::: INFORMATION SHOWN

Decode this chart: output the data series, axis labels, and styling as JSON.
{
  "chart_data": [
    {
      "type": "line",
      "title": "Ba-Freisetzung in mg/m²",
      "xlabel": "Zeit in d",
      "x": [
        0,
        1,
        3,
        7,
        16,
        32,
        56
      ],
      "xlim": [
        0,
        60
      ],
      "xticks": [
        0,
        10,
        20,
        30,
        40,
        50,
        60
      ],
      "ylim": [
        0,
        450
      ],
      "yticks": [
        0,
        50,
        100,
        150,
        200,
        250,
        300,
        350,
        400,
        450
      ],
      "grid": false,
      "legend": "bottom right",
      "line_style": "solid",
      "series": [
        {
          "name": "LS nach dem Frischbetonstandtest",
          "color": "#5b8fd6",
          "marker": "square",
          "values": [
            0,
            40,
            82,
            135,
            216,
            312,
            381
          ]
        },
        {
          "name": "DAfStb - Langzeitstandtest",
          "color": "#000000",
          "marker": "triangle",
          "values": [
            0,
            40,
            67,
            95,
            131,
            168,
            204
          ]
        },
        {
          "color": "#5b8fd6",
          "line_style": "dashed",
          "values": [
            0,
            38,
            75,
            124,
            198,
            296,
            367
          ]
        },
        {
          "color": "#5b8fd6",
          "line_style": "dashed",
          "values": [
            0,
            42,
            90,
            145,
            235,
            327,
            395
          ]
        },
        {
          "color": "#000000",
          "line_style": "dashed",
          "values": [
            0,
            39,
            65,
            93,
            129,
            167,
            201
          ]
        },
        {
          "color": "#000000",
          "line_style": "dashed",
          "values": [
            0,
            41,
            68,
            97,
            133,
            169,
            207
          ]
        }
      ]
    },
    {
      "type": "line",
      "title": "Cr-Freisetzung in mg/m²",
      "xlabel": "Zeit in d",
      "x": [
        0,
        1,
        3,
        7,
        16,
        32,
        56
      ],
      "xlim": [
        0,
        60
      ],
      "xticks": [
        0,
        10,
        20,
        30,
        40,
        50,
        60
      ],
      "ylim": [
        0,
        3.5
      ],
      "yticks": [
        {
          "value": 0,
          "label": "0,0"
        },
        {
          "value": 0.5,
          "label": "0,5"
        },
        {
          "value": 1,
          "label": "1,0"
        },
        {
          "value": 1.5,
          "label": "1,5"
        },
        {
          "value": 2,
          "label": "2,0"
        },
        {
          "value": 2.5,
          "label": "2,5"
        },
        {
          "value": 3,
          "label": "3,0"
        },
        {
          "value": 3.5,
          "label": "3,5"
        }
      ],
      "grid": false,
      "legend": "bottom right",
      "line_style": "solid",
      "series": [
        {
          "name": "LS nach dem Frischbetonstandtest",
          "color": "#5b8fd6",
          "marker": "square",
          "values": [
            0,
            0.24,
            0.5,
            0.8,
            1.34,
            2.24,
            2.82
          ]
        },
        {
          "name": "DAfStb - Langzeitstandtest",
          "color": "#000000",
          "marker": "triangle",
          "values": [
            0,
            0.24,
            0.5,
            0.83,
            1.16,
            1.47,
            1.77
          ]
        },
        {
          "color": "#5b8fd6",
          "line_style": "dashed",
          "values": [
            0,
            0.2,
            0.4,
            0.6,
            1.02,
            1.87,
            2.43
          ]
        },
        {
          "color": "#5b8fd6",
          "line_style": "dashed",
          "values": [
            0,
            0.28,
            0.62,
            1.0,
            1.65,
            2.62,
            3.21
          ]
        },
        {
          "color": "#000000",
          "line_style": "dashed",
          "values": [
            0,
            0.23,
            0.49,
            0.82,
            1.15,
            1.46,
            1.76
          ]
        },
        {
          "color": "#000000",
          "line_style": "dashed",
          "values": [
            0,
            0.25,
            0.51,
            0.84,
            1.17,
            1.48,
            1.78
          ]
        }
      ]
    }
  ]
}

::::::
::: INFORMATION SHOWN

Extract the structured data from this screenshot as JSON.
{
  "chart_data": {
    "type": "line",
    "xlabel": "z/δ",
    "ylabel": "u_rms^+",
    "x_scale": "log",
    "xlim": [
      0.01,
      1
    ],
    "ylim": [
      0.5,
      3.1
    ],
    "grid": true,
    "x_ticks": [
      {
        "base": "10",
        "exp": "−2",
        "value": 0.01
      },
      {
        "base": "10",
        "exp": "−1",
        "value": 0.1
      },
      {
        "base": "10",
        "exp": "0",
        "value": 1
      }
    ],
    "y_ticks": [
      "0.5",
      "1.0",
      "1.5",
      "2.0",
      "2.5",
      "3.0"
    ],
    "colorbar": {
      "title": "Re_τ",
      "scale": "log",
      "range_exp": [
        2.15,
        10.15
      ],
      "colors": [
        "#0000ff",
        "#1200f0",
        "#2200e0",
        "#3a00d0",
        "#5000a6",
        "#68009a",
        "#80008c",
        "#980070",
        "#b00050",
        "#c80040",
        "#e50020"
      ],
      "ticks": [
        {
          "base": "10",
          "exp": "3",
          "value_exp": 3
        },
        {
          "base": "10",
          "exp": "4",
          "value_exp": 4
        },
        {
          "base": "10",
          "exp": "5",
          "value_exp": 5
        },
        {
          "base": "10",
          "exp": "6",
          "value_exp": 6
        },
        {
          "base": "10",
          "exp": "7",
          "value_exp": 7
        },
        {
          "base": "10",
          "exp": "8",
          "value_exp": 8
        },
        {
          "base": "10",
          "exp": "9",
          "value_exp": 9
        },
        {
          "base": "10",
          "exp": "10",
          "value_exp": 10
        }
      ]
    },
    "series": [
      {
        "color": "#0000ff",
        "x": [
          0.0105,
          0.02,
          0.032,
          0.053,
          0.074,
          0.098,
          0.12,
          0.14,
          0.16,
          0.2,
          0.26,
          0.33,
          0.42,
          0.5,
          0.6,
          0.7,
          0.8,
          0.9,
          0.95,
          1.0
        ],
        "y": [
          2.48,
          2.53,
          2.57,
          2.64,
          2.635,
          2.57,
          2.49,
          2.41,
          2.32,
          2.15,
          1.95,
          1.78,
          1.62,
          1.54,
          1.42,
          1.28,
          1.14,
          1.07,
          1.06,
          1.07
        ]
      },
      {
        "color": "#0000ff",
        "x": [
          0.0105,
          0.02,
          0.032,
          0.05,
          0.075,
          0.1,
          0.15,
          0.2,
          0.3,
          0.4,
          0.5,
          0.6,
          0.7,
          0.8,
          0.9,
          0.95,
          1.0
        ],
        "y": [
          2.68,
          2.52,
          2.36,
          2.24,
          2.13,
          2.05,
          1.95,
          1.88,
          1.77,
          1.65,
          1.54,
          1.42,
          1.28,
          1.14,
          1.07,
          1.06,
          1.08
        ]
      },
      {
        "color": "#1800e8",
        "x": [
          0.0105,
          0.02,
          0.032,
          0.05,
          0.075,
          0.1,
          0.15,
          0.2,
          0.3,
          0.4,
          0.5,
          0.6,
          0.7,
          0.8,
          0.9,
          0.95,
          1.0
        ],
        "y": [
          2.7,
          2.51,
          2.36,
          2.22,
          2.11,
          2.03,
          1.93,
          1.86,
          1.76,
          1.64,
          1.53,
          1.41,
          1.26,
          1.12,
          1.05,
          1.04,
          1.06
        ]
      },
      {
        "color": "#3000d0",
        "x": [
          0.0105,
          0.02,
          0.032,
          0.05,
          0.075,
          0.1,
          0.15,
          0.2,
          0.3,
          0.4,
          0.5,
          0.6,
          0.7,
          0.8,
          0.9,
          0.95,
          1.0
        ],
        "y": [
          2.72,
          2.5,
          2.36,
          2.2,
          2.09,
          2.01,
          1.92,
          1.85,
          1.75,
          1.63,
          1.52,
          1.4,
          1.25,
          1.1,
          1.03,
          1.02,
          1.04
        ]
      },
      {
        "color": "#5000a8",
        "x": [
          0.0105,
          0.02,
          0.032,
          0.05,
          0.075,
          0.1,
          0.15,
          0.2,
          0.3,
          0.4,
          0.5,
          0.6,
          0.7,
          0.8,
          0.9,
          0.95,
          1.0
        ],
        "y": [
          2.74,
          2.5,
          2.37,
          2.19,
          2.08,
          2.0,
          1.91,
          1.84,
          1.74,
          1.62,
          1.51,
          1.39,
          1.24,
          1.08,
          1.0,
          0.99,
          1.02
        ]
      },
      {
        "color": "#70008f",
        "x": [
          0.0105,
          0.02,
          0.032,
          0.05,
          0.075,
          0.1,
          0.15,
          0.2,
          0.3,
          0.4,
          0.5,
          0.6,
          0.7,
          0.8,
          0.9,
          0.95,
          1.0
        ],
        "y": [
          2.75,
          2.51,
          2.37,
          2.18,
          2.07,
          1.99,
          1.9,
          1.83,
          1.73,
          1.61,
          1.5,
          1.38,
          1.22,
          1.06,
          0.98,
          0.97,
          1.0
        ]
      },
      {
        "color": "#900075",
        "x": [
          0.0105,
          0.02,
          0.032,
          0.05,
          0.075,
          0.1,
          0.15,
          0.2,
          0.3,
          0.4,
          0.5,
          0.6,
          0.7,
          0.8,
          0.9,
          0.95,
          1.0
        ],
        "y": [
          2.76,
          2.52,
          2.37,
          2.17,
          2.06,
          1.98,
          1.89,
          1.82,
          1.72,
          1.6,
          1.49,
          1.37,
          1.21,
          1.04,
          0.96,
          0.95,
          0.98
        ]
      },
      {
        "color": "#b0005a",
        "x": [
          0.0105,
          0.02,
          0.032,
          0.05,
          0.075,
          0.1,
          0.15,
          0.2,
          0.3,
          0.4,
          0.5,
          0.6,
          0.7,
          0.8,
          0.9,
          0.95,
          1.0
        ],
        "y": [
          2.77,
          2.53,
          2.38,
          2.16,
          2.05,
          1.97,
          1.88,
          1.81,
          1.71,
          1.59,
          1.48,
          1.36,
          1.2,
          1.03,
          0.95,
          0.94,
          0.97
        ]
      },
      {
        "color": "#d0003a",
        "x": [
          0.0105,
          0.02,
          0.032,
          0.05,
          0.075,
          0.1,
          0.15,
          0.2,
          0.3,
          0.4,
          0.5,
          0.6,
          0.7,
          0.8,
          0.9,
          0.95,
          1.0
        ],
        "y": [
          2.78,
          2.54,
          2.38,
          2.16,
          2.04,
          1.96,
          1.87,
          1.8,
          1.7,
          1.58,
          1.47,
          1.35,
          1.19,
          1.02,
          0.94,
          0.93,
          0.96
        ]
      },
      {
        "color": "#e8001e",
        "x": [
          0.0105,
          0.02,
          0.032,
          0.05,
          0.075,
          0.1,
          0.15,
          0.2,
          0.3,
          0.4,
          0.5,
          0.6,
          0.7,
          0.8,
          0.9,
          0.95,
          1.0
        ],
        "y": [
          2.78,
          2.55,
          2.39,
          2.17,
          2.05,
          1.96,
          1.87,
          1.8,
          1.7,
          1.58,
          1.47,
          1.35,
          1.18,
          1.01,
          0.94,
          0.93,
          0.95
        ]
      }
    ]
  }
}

::::::

PROBLEM >>
Show every line that contains the word "series".

OUTPUT OF THE EXERCISE >>
Decode this chart: output the data series, axis labels, and styling as JSON.
      "series": [
      "series": [
    "series": [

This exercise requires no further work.